§ WHAT TO PRODUCE
Print the data below verbatim, from its first line through the line with "cell-left-value: 1119 mg (18, 790, 198, 845)", including both of those lines.

— Start of EXTRACTED MATERIAL —

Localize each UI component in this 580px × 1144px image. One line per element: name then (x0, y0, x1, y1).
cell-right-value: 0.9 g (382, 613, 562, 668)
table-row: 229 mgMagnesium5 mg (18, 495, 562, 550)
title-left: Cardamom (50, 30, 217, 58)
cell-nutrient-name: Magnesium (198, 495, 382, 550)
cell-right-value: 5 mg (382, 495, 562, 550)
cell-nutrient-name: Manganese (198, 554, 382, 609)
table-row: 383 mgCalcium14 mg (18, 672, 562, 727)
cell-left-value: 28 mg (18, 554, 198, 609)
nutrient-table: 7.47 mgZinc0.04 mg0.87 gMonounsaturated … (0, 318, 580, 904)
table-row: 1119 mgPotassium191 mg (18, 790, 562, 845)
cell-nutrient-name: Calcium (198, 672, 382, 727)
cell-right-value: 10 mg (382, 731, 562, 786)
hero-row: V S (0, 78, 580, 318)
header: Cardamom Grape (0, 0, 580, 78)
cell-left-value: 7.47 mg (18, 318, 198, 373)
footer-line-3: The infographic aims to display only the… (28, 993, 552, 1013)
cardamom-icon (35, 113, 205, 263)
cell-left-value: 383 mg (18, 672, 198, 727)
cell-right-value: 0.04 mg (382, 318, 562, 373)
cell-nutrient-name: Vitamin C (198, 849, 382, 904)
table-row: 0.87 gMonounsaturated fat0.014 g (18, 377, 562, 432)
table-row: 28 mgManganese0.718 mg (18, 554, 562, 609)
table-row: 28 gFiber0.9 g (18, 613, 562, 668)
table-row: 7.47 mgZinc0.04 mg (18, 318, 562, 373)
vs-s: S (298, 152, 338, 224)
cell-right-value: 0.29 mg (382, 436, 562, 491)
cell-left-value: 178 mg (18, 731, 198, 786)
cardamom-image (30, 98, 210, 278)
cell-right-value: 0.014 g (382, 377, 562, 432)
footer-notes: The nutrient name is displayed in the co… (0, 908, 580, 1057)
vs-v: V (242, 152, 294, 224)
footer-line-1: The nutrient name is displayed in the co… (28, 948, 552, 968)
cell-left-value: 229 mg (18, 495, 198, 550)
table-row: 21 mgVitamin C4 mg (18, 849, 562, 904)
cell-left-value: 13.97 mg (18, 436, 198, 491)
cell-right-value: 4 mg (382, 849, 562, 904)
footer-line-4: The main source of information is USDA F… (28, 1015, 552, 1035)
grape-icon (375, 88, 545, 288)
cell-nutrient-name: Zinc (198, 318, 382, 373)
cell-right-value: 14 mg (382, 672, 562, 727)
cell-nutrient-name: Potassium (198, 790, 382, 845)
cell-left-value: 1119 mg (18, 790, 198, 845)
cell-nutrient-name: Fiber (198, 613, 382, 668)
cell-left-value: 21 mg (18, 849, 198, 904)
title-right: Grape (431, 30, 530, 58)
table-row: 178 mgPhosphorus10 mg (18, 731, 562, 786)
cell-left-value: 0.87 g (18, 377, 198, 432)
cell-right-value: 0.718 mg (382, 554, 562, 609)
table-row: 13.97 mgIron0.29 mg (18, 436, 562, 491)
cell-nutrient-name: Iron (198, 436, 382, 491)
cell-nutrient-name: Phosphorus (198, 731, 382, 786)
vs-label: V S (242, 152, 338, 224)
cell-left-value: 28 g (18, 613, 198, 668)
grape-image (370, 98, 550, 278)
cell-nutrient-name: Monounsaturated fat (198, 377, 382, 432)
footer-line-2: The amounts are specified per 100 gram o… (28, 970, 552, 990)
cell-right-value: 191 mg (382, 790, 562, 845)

— End of EXTRACTED MATERIAL —

§ RESPONSE
Localize each UI component in this 580px × 1144px image. One line per element: name then (x0, y0, x1, y1).
cell-right-value: 0.9 g (382, 613, 562, 668)
table-row: 229 mgMagnesium5 mg (18, 495, 562, 550)
title-left: Cardamom (50, 30, 217, 58)
cell-nutrient-name: Magnesium (198, 495, 382, 550)
cell-right-value: 5 mg (382, 495, 562, 550)
cell-nutrient-name: Manganese (198, 554, 382, 609)
table-row: 383 mgCalcium14 mg (18, 672, 562, 727)
cell-left-value: 28 mg (18, 554, 198, 609)
nutrient-table: 7.47 mgZinc0.04 mg0.87 gMonounsaturated … (0, 318, 580, 904)
table-row: 1119 mgPotassium191 mg (18, 790, 562, 845)
cell-nutrient-name: Calcium (198, 672, 382, 727)
cell-right-value: 10 mg (382, 731, 562, 786)
hero-row: V S (0, 78, 580, 318)
header: Cardamom Grape (0, 0, 580, 78)
cell-left-value: 7.47 mg (18, 318, 198, 373)
footer-line-3: The infographic aims to display only the… (28, 993, 552, 1013)
cardamom-icon (35, 113, 205, 263)
cell-left-value: 383 mg (18, 672, 198, 727)
cell-right-value: 0.04 mg (382, 318, 562, 373)
cell-nutrient-name: Vitamin C (198, 849, 382, 904)
table-row: 0.87 gMonounsaturated fat0.014 g (18, 377, 562, 432)
table-row: 28 mgManganese0.718 mg (18, 554, 562, 609)
table-row: 28 gFiber0.9 g (18, 613, 562, 668)
table-row: 7.47 mgZinc0.04 mg (18, 318, 562, 373)
vs-s: S (298, 152, 338, 224)
cell-right-value: 0.29 mg (382, 436, 562, 491)
cell-left-value: 178 mg (18, 731, 198, 786)
cardamom-image (30, 98, 210, 278)
cell-right-value: 0.014 g (382, 377, 562, 432)
footer-notes: The nutrient name is displayed in the co… (0, 908, 580, 1057)
vs-v: V (242, 152, 294, 224)
footer-line-1: The nutrient name is displayed in the co… (28, 948, 552, 968)
cell-left-value: 229 mg (18, 495, 198, 550)
table-row: 21 mgVitamin C4 mg (18, 849, 562, 904)
cell-left-value: 13.97 mg (18, 436, 198, 491)
cell-right-value: 4 mg (382, 849, 562, 904)
footer-line-4: The main source of information is USDA F… (28, 1015, 552, 1035)
grape-icon (375, 88, 545, 288)
cell-nutrient-name: Zinc (198, 318, 382, 373)
cell-right-value: 14 mg (382, 672, 562, 727)
cell-nutrient-name: Potassium (198, 790, 382, 845)
cell-left-value: 1119 mg (18, 790, 198, 845)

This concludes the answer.